WHAT TO WORK ON ::
Every entry below must appear again, exactly as written.

^^^^^^^^

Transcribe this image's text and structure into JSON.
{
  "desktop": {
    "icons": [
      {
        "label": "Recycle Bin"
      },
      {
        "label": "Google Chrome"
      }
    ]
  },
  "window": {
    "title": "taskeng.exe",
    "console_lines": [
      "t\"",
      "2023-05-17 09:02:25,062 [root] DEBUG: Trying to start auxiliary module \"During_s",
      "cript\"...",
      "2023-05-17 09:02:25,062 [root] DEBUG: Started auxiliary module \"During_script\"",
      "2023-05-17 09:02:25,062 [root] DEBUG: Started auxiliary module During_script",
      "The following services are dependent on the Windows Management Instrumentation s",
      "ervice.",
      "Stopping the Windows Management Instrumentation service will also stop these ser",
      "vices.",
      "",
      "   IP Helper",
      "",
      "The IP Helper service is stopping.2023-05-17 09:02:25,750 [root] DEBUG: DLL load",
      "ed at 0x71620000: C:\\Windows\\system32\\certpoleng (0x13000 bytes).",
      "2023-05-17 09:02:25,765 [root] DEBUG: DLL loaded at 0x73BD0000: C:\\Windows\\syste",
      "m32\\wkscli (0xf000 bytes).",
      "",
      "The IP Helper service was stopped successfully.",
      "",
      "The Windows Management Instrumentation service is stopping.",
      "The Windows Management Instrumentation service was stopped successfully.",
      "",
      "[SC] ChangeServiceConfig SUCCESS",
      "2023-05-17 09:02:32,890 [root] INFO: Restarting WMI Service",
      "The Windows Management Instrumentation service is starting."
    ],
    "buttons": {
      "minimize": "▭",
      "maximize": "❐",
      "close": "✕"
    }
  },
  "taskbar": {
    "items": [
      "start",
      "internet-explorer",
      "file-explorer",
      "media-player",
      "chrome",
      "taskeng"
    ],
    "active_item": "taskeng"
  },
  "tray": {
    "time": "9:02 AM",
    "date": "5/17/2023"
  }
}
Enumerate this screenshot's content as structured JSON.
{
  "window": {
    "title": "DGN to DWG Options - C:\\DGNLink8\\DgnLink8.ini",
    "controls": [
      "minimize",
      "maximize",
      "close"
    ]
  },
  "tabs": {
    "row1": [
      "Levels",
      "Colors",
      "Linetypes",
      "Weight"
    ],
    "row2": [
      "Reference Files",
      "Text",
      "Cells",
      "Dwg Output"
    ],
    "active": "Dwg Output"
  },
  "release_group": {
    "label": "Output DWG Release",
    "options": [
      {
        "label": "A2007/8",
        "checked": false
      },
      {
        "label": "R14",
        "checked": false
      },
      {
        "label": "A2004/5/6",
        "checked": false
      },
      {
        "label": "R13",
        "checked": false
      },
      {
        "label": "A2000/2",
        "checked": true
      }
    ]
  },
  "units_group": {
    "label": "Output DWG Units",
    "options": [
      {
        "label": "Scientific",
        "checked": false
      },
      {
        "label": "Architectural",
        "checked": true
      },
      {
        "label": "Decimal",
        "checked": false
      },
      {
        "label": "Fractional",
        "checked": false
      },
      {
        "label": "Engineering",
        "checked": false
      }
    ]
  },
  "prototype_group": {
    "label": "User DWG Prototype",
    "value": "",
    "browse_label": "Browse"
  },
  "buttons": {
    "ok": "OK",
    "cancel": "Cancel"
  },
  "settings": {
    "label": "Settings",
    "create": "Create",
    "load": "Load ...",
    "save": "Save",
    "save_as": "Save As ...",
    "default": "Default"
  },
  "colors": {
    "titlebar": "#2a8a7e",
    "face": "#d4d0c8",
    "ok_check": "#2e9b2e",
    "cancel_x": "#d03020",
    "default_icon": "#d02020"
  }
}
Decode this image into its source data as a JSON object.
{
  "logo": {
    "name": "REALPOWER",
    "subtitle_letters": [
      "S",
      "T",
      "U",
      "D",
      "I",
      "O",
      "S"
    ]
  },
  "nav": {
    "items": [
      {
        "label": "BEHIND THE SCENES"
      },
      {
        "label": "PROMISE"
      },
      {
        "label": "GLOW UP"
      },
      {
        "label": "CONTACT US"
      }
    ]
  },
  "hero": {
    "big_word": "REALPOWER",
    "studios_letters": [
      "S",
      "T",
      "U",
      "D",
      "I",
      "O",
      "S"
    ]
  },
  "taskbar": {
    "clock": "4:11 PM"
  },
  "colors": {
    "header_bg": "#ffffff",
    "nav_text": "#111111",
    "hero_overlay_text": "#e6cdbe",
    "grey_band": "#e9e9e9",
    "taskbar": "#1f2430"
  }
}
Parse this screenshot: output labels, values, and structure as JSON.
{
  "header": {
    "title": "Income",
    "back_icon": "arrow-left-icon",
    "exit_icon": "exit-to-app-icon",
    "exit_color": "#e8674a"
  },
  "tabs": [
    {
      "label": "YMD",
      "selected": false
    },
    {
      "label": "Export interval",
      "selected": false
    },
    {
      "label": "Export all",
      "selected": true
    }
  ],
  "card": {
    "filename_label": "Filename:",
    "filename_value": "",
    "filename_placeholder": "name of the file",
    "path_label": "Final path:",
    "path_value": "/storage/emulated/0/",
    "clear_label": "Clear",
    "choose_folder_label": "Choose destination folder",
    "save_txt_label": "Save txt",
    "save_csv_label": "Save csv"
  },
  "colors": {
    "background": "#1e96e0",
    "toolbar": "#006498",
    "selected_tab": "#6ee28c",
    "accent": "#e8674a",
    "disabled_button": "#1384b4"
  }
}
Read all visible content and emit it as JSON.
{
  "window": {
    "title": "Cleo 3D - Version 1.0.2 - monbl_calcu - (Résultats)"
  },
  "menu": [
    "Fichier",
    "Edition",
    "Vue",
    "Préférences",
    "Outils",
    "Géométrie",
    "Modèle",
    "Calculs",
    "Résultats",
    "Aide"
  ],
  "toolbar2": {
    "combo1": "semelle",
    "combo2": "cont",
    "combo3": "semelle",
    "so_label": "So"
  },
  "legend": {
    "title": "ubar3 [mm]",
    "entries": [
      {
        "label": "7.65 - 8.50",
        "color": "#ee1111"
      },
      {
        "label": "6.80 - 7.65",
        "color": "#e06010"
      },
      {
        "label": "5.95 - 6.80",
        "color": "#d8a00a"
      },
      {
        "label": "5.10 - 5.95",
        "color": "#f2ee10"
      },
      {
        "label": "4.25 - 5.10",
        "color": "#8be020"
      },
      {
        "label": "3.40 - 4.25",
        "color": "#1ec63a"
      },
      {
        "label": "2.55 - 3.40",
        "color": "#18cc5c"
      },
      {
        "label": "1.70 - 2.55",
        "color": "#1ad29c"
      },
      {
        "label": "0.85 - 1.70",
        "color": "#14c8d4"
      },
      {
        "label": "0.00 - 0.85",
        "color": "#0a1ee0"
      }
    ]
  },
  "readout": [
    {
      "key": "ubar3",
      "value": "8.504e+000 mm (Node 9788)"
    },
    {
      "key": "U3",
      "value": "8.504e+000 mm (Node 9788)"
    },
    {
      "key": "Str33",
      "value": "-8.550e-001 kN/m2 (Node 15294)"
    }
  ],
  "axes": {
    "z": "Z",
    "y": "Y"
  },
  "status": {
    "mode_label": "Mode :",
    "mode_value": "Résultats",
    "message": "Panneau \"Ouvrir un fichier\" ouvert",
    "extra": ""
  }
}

^^^^^^^^

RESULT OF THIS EXERCISE ::
Transcribe this image's text and structure into JSON.
{
  "desktop": {
    "icons": [
      {
        "label": "Recycle Bin"
      },
      {
        "label": "Google Chrome"
      }
    ]
  },
  "window": {
    "title": "taskeng.exe",
    "console_lines": [
      "t\"",
      "2023-05-17 09:02:25,062 [root] DEBUG: Trying to start auxiliary module \"During_s",
      "cript\"...",
      "2023-05-17 09:02:25,062 [root] DEBUG: Started auxiliary module \"During_script\"",
      "2023-05-17 09:02:25,062 [root] DEBUG: Started auxiliary module During_script",
      "The following services are dependent on the Windows Management Instrumentation s",
      "ervice.",
      "Stopping the Windows Management Instrumentation service will also stop these ser",
      "vices.",
      "",
      "   IP Helper",
      "",
      "The IP Helper service is stopping.2023-05-17 09:02:25,750 [root] DEBUG: DLL load",
      "ed at 0x71620000: C:\\Windows\\system32\\certpoleng (0x13000 bytes).",
      "2023-05-17 09:02:25,765 [root] DEBUG: DLL loaded at 0x73BD0000: C:\\Windows\\syste",
      "m32\\wkscli (0xf000 bytes).",
      "",
      "The IP Helper service was stopped successfully.",
      "",
      "The Windows Management Instrumentation service is stopping.",
      "The Windows Management Instrumentation service was stopped successfully.",
      "",
      "[SC] ChangeServiceConfig SUCCESS",
      "2023-05-17 09:02:32,890 [root] INFO: Restarting WMI Service",
      "The Windows Management Instrumentation service is starting."
    ],
    "buttons": {
      "minimize": "▭",
      "maximize": "❐",
      "close": "✕"
    }
  },
  "taskbar": {
    "items": [
      "start",
      "internet-explorer",
      "file-explorer",
      "media-player",
      "chrome",
      "taskeng"
    ],
    "active_item": "taskeng"
  },
  "tray": {
    "time": "9:02 AM",
    "date": "5/17/2023"
  }
}
Enumerate this screenshot's content as structured JSON.
{
  "window": {
    "title": "DGN to DWG Options - C:\\DGNLink8\\DgnLink8.ini",
    "controls": [
      "minimize",
      "maximize",
      "close"
    ]
  },
  "tabs": {
    "row1": [
      "Levels",
      "Colors",
      "Linetypes",
      "Weight"
    ],
    "row2": [
      "Reference Files",
      "Text",
      "Cells",
      "Dwg Output"
    ],
    "active": "Dwg Output"
  },
  "release_group": {
    "label": "Output DWG Release",
    "options": [
      {
        "label": "A2007/8",
        "checked": false
      },
      {
        "label": "R14",
        "checked": false
      },
      {
        "label": "A2004/5/6",
        "checked": false
      },
      {
        "label": "R13",
        "checked": false
      },
      {
        "label": "A2000/2",
        "checked": true
      }
    ]
  },
  "units_group": {
    "label": "Output DWG Units",
    "options": [
      {
        "label": "Scientific",
        "checked": false
      },
      {
        "label": "Architectural",
        "checked": true
      },
      {
        "label": "Decimal",
        "checked": false
      },
      {
        "label": "Fractional",
        "checked": false
      },
      {
        "label": "Engineering",
        "checked": false
      }
    ]
  },
  "prototype_group": {
    "label": "User DWG Prototype",
    "value": "",
    "browse_label": "Browse"
  },
  "buttons": {
    "ok": "OK",
    "cancel": "Cancel"
  },
  "settings": {
    "label": "Settings",
    "create": "Create",
    "load": "Load ...",
    "save": "Save",
    "save_as": "Save As ...",
    "default": "Default"
  },
  "colors": {
    "titlebar": "#2a8a7e",
    "face": "#d4d0c8",
    "ok_check": "#2e9b2e",
    "cancel_x": "#d03020",
    "default_icon": "#d02020"
  }
}
Decode this image into its source data as a JSON object.
{
  "logo": {
    "name": "REALPOWER",
    "subtitle_letters": [
      "S",
      "T",
      "U",
      "D",
      "I",
      "O",
      "S"
    ]
  },
  "nav": {
    "items": [
      {
        "label": "BEHIND THE SCENES"
      },
      {
        "label": "PROMISE"
      },
      {
        "label": "GLOW UP"
      },
      {
        "label": "CONTACT US"
      }
    ]
  },
  "hero": {
    "big_word": "REALPOWER",
    "studios_letters": [
      "S",
      "T",
      "U",
      "D",
      "I",
      "O",
      "S"
    ]
  },
  "taskbar": {
    "clock": "4:11 PM"
  },
  "colors": {
    "header_bg": "#ffffff",
    "nav_text": "#111111",
    "hero_overlay_text": "#e6cdbe",
    "grey_band": "#e9e9e9",
    "taskbar": "#1f2430"
  }
}
Parse this screenshot: output labels, values, and structure as JSON.
{
  "header": {
    "title": "Income",
    "back_icon": "arrow-left-icon",
    "exit_icon": "exit-to-app-icon",
    "exit_color": "#e8674a"
  },
  "tabs": [
    {
      "label": "YMD",
      "selected": false
    },
    {
      "label": "Export interval",
      "selected": false
    },
    {
      "label": "Export all",
      "selected": true
    }
  ],
  "card": {
    "filename_label": "Filename:",
    "filename_value": "",
    "filename_placeholder": "name of the file",
    "path_label": "Final path:",
    "path_value": "/storage/emulated/0/",
    "clear_label": "Clear",
    "choose_folder_label": "Choose destination folder",
    "save_txt_label": "Save txt",
    "save_csv_label": "Save csv"
  },
  "colors": {
    "background": "#1e96e0",
    "toolbar": "#006498",
    "selected_tab": "#6ee28c",
    "accent": "#e8674a",
    "disabled_button": "#1384b4"
  }
}
Read all visible content and emit it as JSON.
{
  "window": {
    "title": "Cleo 3D - Version 1.0.2 - monbl_calcu - (Résultats)"
  },
  "menu": [
    "Fichier",
    "Edition",
    "Vue",
    "Préférences",
    "Outils",
    "Géométrie",
    "Modèle",
    "Calculs",
    "Résultats",
    "Aide"
  ],
  "toolbar2": {
    "combo1": "semelle",
    "combo2": "cont",
    "combo3": "semelle",
    "so_label": "So"
  },
  "legend": {
    "title": "ubar3 [mm]",
    "entries": [
      {
        "label": "7.65 - 8.50",
        "color": "#ee1111"
      },
      {
        "label": "6.80 - 7.65",
        "color": "#e06010"
      },
      {
        "label": "5.95 - 6.80",
        "color": "#d8a00a"
      },
      {
        "label": "5.10 - 5.95",
        "color": "#f2ee10"
      },
      {
        "label": "4.25 - 5.10",
        "color": "#8be020"
      },
      {
        "label": "3.40 - 4.25",
        "color": "#1ec63a"
      },
      {
        "label": "2.55 - 3.40",
        "color": "#18cc5c"
      },
      {
        "label": "1.70 - 2.55",
        "color": "#1ad29c"
      },
      {
        "label": "0.85 - 1.70",
        "color": "#14c8d4"
      },
      {
        "label": "0.00 - 0.85",
        "color": "#0a1ee0"
      }
    ]
  },
  "readout": [
    {
      "key": "ubar3",
      "value": "8.504e+000 mm (Node 9788)"
    },
    {
      "key": "U3",
      "value": "8.504e+000 mm (Node 9788)"
    },
    {
      "key": "Str33",
      "value": "-8.550e-001 kN/m2 (Node 15294)"
    }
  ],
  "axes": {
    "z": "Z",
    "y": "Y"
  },
  "status": {
    "mode_label": "Mode :",
    "mode_value": "Résultats",
    "message": "Panneau \"Ouvrir un fichier\" ouvert",
    "extra": ""
  }
}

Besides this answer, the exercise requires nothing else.